INPUT DATA —
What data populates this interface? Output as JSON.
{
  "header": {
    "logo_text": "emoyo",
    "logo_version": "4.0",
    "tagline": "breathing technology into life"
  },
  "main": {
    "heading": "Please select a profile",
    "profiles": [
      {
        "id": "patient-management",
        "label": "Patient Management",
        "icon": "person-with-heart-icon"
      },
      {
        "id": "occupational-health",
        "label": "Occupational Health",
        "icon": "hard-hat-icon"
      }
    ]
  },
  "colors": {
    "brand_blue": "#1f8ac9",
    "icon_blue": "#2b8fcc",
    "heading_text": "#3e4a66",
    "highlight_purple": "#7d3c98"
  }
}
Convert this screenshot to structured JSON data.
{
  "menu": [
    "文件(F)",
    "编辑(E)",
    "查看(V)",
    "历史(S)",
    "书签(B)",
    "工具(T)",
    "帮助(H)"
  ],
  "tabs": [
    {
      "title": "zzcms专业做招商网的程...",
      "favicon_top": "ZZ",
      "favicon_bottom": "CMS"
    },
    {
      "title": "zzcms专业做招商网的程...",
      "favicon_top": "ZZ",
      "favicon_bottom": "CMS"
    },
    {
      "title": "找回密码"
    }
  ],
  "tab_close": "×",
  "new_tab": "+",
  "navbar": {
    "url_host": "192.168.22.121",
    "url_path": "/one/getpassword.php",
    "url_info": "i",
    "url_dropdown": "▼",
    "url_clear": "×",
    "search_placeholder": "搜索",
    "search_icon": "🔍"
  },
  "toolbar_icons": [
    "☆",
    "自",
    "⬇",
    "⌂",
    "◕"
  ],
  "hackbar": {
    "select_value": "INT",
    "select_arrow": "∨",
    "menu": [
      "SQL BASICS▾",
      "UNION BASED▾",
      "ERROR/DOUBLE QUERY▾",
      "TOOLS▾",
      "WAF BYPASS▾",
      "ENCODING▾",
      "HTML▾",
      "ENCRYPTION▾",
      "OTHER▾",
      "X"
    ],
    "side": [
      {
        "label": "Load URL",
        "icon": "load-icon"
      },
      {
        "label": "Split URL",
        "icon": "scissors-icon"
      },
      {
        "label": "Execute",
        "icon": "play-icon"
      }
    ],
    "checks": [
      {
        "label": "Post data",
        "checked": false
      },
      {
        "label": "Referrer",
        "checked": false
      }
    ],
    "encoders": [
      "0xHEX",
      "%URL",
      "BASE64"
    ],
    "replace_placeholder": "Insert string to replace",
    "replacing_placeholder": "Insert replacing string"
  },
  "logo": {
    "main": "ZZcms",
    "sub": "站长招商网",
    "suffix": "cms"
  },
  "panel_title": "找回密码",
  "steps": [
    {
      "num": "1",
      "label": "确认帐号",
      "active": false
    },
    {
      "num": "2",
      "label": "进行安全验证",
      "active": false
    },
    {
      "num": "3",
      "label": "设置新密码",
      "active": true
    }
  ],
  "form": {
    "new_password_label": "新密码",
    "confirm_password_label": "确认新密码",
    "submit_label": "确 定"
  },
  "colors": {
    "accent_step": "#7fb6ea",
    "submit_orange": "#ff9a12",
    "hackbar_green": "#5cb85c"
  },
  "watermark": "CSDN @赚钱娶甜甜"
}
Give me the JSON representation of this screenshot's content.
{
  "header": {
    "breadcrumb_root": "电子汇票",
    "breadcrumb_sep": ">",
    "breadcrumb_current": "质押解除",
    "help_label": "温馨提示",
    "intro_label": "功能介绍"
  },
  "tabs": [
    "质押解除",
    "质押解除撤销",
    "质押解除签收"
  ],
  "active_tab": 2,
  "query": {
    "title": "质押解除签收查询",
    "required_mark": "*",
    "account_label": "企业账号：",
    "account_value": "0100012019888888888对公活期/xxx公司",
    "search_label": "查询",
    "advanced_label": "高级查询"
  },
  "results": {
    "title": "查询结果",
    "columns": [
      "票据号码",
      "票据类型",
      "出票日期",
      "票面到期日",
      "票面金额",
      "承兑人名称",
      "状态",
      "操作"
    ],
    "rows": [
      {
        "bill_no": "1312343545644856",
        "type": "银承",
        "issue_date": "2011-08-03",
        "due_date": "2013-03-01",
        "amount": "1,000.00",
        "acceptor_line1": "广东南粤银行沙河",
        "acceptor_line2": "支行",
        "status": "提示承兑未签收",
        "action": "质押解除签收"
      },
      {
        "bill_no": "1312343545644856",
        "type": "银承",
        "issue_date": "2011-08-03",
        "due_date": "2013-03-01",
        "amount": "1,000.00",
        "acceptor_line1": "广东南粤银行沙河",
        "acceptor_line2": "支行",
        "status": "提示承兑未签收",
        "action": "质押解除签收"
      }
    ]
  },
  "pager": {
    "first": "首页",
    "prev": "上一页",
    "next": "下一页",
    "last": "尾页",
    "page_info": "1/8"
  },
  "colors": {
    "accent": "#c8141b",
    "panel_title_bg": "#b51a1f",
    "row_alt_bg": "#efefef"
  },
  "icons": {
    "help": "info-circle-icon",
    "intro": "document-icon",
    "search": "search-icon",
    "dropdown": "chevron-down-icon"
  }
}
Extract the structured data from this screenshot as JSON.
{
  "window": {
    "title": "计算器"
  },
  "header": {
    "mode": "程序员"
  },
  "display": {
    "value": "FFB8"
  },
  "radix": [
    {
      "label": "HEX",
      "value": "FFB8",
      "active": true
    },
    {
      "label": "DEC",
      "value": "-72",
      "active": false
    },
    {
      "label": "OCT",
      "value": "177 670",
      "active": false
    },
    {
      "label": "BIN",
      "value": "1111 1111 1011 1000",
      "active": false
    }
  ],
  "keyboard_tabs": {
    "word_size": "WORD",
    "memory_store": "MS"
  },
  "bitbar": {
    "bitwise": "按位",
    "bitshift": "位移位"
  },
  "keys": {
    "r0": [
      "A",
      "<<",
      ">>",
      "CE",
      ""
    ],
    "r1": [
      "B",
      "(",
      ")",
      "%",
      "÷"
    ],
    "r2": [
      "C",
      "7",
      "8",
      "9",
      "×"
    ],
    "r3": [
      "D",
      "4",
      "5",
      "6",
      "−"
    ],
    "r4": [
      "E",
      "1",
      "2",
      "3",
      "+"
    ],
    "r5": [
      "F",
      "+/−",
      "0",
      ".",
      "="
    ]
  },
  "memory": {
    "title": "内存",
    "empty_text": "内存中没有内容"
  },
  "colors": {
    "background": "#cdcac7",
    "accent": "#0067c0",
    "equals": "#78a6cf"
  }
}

WHAT TO DO —
Each line of the material should be duplicated exactly, please.

EXPECTED ANSWER —
What data populates this interface? Output as JSON.
{
  "header": {
    "logo_text": "emoyo",
    "logo_version": "4.0",
    "tagline": "breathing technology into life"
  },
  "main": {
    "heading": "Please select a profile",
    "profiles": [
      {
        "id": "patient-management",
        "label": "Patient Management",
        "icon": "person-with-heart-icon"
      },
      {
        "id": "occupational-health",
        "label": "Occupational Health",
        "icon": "hard-hat-icon"
      }
    ]
  },
  "colors": {
    "brand_blue": "#1f8ac9",
    "icon_blue": "#2b8fcc",
    "heading_text": "#3e4a66",
    "highlight_purple": "#7d3c98"
  }
}
Convert this screenshot to structured JSON data.
{
  "menu": [
    "文件(F)",
    "编辑(E)",
    "查看(V)",
    "历史(S)",
    "书签(B)",
    "工具(T)",
    "帮助(H)"
  ],
  "tabs": [
    {
      "title": "zzcms专业做招商网的程...",
      "favicon_top": "ZZ",
      "favicon_bottom": "CMS"
    },
    {
      "title": "zzcms专业做招商网的程...",
      "favicon_top": "ZZ",
      "favicon_bottom": "CMS"
    },
    {
      "title": "找回密码"
    }
  ],
  "tab_close": "×",
  "new_tab": "+",
  "navbar": {
    "url_host": "192.168.22.121",
    "url_path": "/one/getpassword.php",
    "url_info": "i",
    "url_dropdown": "▼",
    "url_clear": "×",
    "search_placeholder": "搜索",
    "search_icon": "🔍"
  },
  "toolbar_icons": [
    "☆",
    "自",
    "⬇",
    "⌂",
    "◕"
  ],
  "hackbar": {
    "select_value": "INT",
    "select_arrow": "∨",
    "menu": [
      "SQL BASICS▾",
      "UNION BASED▾",
      "ERROR/DOUBLE QUERY▾",
      "TOOLS▾",
      "WAF BYPASS▾",
      "ENCODING▾",
      "HTML▾",
      "ENCRYPTION▾",
      "OTHER▾",
      "X"
    ],
    "side": [
      {
        "label": "Load URL",
        "icon": "load-icon"
      },
      {
        "label": "Split URL",
        "icon": "scissors-icon"
      },
      {
        "label": "Execute",
        "icon": "play-icon"
      }
    ],
    "checks": [
      {
        "label": "Post data",
        "checked": false
      },
      {
        "label": "Referrer",
        "checked": false
      }
    ],
    "encoders": [
      "0xHEX",
      "%URL",
      "BASE64"
    ],
    "replace_placeholder": "Insert string to replace",
    "replacing_placeholder": "Insert replacing string"
  },
  "logo": {
    "main": "ZZcms",
    "sub": "站长招商网",
    "suffix": "cms"
  },
  "panel_title": "找回密码",
  "steps": [
    {
      "num": "1",
      "label": "确认帐号",
      "active": false
    },
    {
      "num": "2",
      "label": "进行安全验证",
      "active": false
    },
    {
      "num": "3",
      "label": "设置新密码",
      "active": true
    }
  ],
  "form": {
    "new_password_label": "新密码",
    "confirm_password_label": "确认新密码",
    "submit_label": "确 定"
  },
  "colors": {
    "accent_step": "#7fb6ea",
    "submit_orange": "#ff9a12",
    "hackbar_green": "#5cb85c"
  },
  "watermark": "CSDN @赚钱娶甜甜"
}
Give me the JSON representation of this screenshot's content.
{
  "header": {
    "breadcrumb_root": "电子汇票",
    "breadcrumb_sep": ">",
    "breadcrumb_current": "质押解除",
    "help_label": "温馨提示",
    "intro_label": "功能介绍"
  },
  "tabs": [
    "质押解除",
    "质押解除撤销",
    "质押解除签收"
  ],
  "active_tab": 2,
  "query": {
    "title": "质押解除签收查询",
    "required_mark": "*",
    "account_label": "企业账号：",
    "account_value": "0100012019888888888对公活期/xxx公司",
    "search_label": "查询",
    "advanced_label": "高级查询"
  },
  "results": {
    "title": "查询结果",
    "columns": [
      "票据号码",
      "票据类型",
      "出票日期",
      "票面到期日",
      "票面金额",
      "承兑人名称",
      "状态",
      "操作"
    ],
    "rows": [
      {
        "bill_no": "1312343545644856",
        "type": "银承",
        "issue_date": "2011-08-03",
        "due_date": "2013-03-01",
        "amount": "1,000.00",
        "acceptor_line1": "广东南粤银行沙河",
        "acceptor_line2": "支行",
        "status": "提示承兑未签收",
        "action": "质押解除签收"
      },
      {
        "bill_no": "1312343545644856",
        "type": "银承",
        "issue_date": "2011-08-03",
        "due_date": "2013-03-01",
        "amount": "1,000.00",
        "acceptor_line1": "广东南粤银行沙河",
        "acceptor_line2": "支行",
        "status": "提示承兑未签收",
        "action": "质押解除签收"
      }
    ]
  },
  "pager": {
    "first": "首页",
    "prev": "上一页",
    "next": "下一页",
    "last": "尾页",
    "page_info": "1/8"
  },
  "colors": {
    "accent": "#c8141b",
    "panel_title_bg": "#b51a1f",
    "row_alt_bg": "#efefef"
  },
  "icons": {
    "help": "info-circle-icon",
    "intro": "document-icon",
    "search": "search-icon",
    "dropdown": "chevron-down-icon"
  }
}
Extract the structured data from this screenshot as JSON.
{
  "window": {
    "title": "计算器"
  },
  "header": {
    "mode": "程序员"
  },
  "display": {
    "value": "FFB8"
  },
  "radix": [
    {
      "label": "HEX",
      "value": "FFB8",
      "active": true
    },
    {
      "label": "DEC",
      "value": "-72",
      "active": false
    },
    {
      "label": "OCT",
      "value": "177 670",
      "active": false
    },
    {
      "label": "BIN",
      "value": "1111 1111 1011 1000",
      "active": false
    }
  ],
  "keyboard_tabs": {
    "word_size": "WORD",
    "memory_store": "MS"
  },
  "bitbar": {
    "bitwise": "按位",
    "bitshift": "位移位"
  },
  "keys": {
    "r0": [
      "A",
      "<<",
      ">>",
      "CE",
      ""
    ],
    "r1": [
      "B",
      "(",
      ")",
      "%",
      "÷"
    ],
    "r2": [
      "C",
      "7",
      "8",
      "9",
      "×"
    ],
    "r3": [
      "D",
      "4",
      "5",
      "6",
      "−"
    ],
    "r4": [
      "E",
      "1",
      "2",
      "3",
      "+"
    ],
    "r5": [
      "F",
      "+/−",
      "0",
      ".",
      "="
    ]
  },
  "memory": {
    "title": "内存",
    "empty_text": "内存中没有内容"
  },
  "colors": {
    "background": "#cdcac7",
    "accent": "#0067c0",
    "equals": "#78a6cf"
  }
}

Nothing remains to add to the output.